**WHAT YOU ARE ASKED TO DO**. Give the listing below again in full, exactly as written.

>>>

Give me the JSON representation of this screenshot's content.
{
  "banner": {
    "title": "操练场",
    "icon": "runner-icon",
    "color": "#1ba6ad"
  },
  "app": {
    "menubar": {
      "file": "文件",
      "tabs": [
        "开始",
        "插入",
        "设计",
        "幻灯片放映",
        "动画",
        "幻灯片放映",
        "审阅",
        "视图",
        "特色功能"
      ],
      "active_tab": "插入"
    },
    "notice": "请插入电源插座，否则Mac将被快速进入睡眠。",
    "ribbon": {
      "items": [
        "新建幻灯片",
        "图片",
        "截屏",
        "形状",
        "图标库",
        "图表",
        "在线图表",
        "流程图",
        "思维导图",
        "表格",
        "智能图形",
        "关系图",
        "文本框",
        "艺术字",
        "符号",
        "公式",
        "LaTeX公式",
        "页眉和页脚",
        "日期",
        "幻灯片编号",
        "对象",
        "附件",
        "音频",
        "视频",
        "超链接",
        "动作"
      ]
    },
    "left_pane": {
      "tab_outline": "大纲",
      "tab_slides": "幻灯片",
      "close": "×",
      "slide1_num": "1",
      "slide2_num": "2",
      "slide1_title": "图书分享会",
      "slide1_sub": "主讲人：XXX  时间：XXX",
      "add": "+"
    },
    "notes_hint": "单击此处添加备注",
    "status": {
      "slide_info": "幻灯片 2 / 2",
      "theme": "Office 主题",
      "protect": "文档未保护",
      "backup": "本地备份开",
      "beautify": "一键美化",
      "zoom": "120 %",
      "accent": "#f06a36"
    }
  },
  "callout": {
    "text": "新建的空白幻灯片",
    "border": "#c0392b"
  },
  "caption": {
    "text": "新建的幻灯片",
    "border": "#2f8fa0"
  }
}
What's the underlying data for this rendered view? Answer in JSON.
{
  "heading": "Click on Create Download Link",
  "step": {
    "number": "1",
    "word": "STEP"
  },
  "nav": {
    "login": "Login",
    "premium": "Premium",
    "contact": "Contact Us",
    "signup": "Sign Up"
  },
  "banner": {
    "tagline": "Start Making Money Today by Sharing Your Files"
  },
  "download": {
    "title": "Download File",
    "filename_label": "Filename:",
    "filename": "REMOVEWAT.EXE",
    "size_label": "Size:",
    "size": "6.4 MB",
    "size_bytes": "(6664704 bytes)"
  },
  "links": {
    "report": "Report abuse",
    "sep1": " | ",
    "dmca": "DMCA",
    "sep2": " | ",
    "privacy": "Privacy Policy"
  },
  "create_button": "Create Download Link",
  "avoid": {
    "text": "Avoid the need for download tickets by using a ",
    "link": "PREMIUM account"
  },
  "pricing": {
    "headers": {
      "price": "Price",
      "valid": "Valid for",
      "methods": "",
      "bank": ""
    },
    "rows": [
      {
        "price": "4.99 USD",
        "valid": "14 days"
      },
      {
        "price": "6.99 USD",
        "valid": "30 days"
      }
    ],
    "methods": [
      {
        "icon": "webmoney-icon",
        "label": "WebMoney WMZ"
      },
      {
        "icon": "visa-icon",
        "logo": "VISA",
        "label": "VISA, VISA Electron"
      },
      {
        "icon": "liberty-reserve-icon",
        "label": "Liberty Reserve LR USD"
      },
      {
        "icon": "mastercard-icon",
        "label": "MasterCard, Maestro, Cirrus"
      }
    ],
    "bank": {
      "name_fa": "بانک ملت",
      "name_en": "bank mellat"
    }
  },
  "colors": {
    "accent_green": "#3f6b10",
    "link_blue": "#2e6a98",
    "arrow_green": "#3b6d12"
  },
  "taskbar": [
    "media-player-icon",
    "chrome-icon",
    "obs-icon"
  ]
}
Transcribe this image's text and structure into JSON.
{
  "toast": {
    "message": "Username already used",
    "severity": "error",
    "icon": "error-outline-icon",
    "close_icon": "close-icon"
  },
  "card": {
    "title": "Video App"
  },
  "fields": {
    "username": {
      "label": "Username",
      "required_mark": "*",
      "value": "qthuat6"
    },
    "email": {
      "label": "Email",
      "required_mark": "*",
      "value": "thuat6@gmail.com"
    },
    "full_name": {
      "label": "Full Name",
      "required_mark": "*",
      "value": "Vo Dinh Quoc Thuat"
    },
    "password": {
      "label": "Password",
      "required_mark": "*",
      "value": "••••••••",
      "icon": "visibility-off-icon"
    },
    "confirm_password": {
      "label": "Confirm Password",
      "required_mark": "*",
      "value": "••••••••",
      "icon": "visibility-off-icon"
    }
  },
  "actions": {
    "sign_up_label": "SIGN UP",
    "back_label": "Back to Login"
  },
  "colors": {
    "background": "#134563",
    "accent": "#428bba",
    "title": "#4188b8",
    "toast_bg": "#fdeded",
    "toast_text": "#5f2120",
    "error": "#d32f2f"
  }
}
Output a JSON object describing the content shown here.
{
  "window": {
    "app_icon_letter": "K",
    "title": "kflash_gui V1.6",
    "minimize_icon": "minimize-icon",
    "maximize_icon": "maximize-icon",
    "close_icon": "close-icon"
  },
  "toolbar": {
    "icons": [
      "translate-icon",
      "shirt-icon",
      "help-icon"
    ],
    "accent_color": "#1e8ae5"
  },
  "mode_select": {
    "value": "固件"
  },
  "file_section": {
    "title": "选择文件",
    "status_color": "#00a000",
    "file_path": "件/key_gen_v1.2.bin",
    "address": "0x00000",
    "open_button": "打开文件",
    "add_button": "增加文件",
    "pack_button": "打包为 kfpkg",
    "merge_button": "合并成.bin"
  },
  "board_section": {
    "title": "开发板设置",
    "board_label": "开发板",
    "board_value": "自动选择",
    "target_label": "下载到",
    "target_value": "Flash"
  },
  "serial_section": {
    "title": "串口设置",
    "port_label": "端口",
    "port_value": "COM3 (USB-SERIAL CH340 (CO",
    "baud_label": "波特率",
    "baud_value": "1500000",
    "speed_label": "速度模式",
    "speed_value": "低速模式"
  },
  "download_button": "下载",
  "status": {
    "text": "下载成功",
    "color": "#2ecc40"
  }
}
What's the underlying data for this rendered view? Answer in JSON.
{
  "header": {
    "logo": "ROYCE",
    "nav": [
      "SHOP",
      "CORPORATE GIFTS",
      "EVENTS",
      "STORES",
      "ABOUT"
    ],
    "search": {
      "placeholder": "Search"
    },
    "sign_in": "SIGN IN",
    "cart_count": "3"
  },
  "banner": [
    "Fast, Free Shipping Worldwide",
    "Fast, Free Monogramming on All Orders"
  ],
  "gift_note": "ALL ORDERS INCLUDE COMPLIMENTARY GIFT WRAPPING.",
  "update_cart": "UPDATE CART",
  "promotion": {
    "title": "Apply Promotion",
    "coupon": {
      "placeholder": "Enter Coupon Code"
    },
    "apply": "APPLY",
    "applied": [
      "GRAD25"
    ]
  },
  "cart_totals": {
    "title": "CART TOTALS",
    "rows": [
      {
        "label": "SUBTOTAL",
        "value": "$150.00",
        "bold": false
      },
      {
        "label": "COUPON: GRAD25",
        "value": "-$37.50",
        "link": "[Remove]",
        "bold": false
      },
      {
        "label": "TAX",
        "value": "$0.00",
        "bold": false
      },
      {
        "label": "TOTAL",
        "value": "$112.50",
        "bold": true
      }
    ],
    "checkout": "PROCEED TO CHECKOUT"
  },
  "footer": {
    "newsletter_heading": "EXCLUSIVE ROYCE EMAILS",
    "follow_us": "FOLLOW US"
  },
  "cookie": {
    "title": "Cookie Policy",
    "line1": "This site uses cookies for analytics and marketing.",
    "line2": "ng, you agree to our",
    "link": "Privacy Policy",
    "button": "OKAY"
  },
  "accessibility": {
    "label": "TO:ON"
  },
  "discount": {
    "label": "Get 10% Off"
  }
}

<<<

**FINISHED ANSWER**.
Give me the JSON representation of this screenshot's content.
{
  "banner": {
    "title": "操练场",
    "icon": "runner-icon",
    "color": "#1ba6ad"
  },
  "app": {
    "menubar": {
      "file": "文件",
      "tabs": [
        "开始",
        "插入",
        "设计",
        "幻灯片放映",
        "动画",
        "幻灯片放映",
        "审阅",
        "视图",
        "特色功能"
      ],
      "active_tab": "插入"
    },
    "notice": "请插入电源插座，否则Mac将被快速进入睡眠。",
    "ribbon": {
      "items": [
        "新建幻灯片",
        "图片",
        "截屏",
        "形状",
        "图标库",
        "图表",
        "在线图表",
        "流程图",
        "思维导图",
        "表格",
        "智能图形",
        "关系图",
        "文本框",
        "艺术字",
        "符号",
        "公式",
        "LaTeX公式",
        "页眉和页脚",
        "日期",
        "幻灯片编号",
        "对象",
        "附件",
        "音频",
        "视频",
        "超链接",
        "动作"
      ]
    },
    "left_pane": {
      "tab_outline": "大纲",
      "tab_slides": "幻灯片",
      "close": "×",
      "slide1_num": "1",
      "slide2_num": "2",
      "slide1_title": "图书分享会",
      "slide1_sub": "主讲人：XXX  时间：XXX",
      "add": "+"
    },
    "notes_hint": "单击此处添加备注",
    "status": {
      "slide_info": "幻灯片 2 / 2",
      "theme": "Office 主题",
      "protect": "文档未保护",
      "backup": "本地备份开",
      "beautify": "一键美化",
      "zoom": "120 %",
      "accent": "#f06a36"
    }
  },
  "callout": {
    "text": "新建的空白幻灯片",
    "border": "#c0392b"
  },
  "caption": {
    "text": "新建的幻灯片",
    "border": "#2f8fa0"
  }
}
What's the underlying data for this rendered view? Answer in JSON.
{
  "heading": "Click on Create Download Link",
  "step": {
    "number": "1",
    "word": "STEP"
  },
  "nav": {
    "login": "Login",
    "premium": "Premium",
    "contact": "Contact Us",
    "signup": "Sign Up"
  },
  "banner": {
    "tagline": "Start Making Money Today by Sharing Your Files"
  },
  "download": {
    "title": "Download File",
    "filename_label": "Filename:",
    "filename": "REMOVEWAT.EXE",
    "size_label": "Size:",
    "size": "6.4 MB",
    "size_bytes": "(6664704 bytes)"
  },
  "links": {
    "report": "Report abuse",
    "sep1": " | ",
    "dmca": "DMCA",
    "sep2": " | ",
    "privacy": "Privacy Policy"
  },
  "create_button": "Create Download Link",
  "avoid": {
    "text": "Avoid the need for download tickets by using a ",
    "link": "PREMIUM account"
  },
  "pricing": {
    "headers": {
      "price": "Price",
      "valid": "Valid for",
      "methods": "",
      "bank": ""
    },
    "rows": [
      {
        "price": "4.99 USD",
        "valid": "14 days"
      },
      {
        "price": "6.99 USD",
        "valid": "30 days"
      }
    ],
    "methods": [
      {
        "icon": "webmoney-icon",
        "label": "WebMoney WMZ"
      },
      {
        "icon": "visa-icon",
        "logo": "VISA",
        "label": "VISA, VISA Electron"
      },
      {
        "icon": "liberty-reserve-icon",
        "label": "Liberty Reserve LR USD"
      },
      {
        "icon": "mastercard-icon",
        "label": "MasterCard, Maestro, Cirrus"
      }
    ],
    "bank": {
      "name_fa": "بانک ملت",
      "name_en": "bank mellat"
    }
  },
  "colors": {
    "accent_green": "#3f6b10",
    "link_blue": "#2e6a98",
    "arrow_green": "#3b6d12"
  },
  "taskbar": [
    "media-player-icon",
    "chrome-icon",
    "obs-icon"
  ]
}
Transcribe this image's text and structure into JSON.
{
  "toast": {
    "message": "Username already used",
    "severity": "error",
    "icon": "error-outline-icon",
    "close_icon": "close-icon"
  },
  "card": {
    "title": "Video App"
  },
  "fields": {
    "username": {
      "label": "Username",
      "required_mark": "*",
      "value": "qthuat6"
    },
    "email": {
      "label": "Email",
      "required_mark": "*",
      "value": "thuat6@gmail.com"
    },
    "full_name": {
      "label": "Full Name",
      "required_mark": "*",
      "value": "Vo Dinh Quoc Thuat"
    },
    "password": {
      "label": "Password",
      "required_mark": "*",
      "value": "••••••••",
      "icon": "visibility-off-icon"
    },
    "confirm_password": {
      "label": "Confirm Password",
      "required_mark": "*",
      "value": "••••••••",
      "icon": "visibility-off-icon"
    }
  },
  "actions": {
    "sign_up_label": "SIGN UP",
    "back_label": "Back to Login"
  },
  "colors": {
    "background": "#134563",
    "accent": "#428bba",
    "title": "#4188b8",
    "toast_bg": "#fdeded",
    "toast_text": "#5f2120",
    "error": "#d32f2f"
  }
}
Output a JSON object describing the content shown here.
{
  "window": {
    "app_icon_letter": "K",
    "title": "kflash_gui V1.6",
    "minimize_icon": "minimize-icon",
    "maximize_icon": "maximize-icon",
    "close_icon": "close-icon"
  },
  "toolbar": {
    "icons": [
      "translate-icon",
      "shirt-icon",
      "help-icon"
    ],
    "accent_color": "#1e8ae5"
  },
  "mode_select": {
    "value": "固件"
  },
  "file_section": {
    "title": "选择文件",
    "status_color": "#00a000",
    "file_path": "件/key_gen_v1.2.bin",
    "address": "0x00000",
    "open_button": "打开文件",
    "add_button": "增加文件",
    "pack_button": "打包为 kfpkg",
    "merge_button": "合并成.bin"
  },
  "board_section": {
    "title": "开发板设置",
    "board_label": "开发板",
    "board_value": "自动选择",
    "target_label": "下载到",
    "target_value": "Flash"
  },
  "serial_section": {
    "title": "串口设置",
    "port_label": "端口",
    "port_value": "COM3 (USB-SERIAL CH340 (CO",
    "baud_label": "波特率",
    "baud_value": "1500000",
    "speed_label": "速度模式",
    "speed_value": "低速模式"
  },
  "download_button": "下载",
  "status": {
    "text": "下载成功",
    "color": "#2ecc40"
  }
}
What's the underlying data for this rendered view? Answer in JSON.
{
  "header": {
    "logo": "ROYCE",
    "nav": [
      "SHOP",
      "CORPORATE GIFTS",
      "EVENTS",
      "STORES",
      "ABOUT"
    ],
    "search": {
      "placeholder": "Search"
    },
    "sign_in": "SIGN IN",
    "cart_count": "3"
  },
  "banner": [
    "Fast, Free Shipping Worldwide",
    "Fast, Free Monogramming on All Orders"
  ],
  "gift_note": "ALL ORDERS INCLUDE COMPLIMENTARY GIFT WRAPPING.",
  "update_cart": "UPDATE CART",
  "promotion": {
    "title": "Apply Promotion",
    "coupon": {
      "placeholder": "Enter Coupon Code"
    },
    "apply": "APPLY",
    "applied": [
      "GRAD25"
    ]
  },
  "cart_totals": {
    "title": "CART TOTALS",
    "rows": [
      {
        "label": "SUBTOTAL",
        "value": "$150.00",
        "bold": false
      },
      {
        "label": "COUPON: GRAD25",
        "value": "-$37.50",
        "link": "[Remove]",
        "bold": false
      },
      {
        "label": "TAX",
        "value": "$0.00",
        "bold": false
      },
      {
        "label": "TOTAL",
        "value": "$112.50",
        "bold": true
      }
    ],
    "checkout": "PROCEED TO CHECKOUT"
  },
  "footer": {
    "newsletter_heading": "EXCLUSIVE ROYCE EMAILS",
    "follow_us": "FOLLOW US"
  },
  "cookie": {
    "title": "Cookie Policy",
    "line1": "This site uses cookies for analytics and marketing.",
    "line2": "ng, you agree to our",
    "link": "Privacy Policy",
    "button": "OKAY"
  },
  "accessibility": {
    "label": "TO:ON"
  },
  "discount": {
    "label": "Get 10% Off"
  }
}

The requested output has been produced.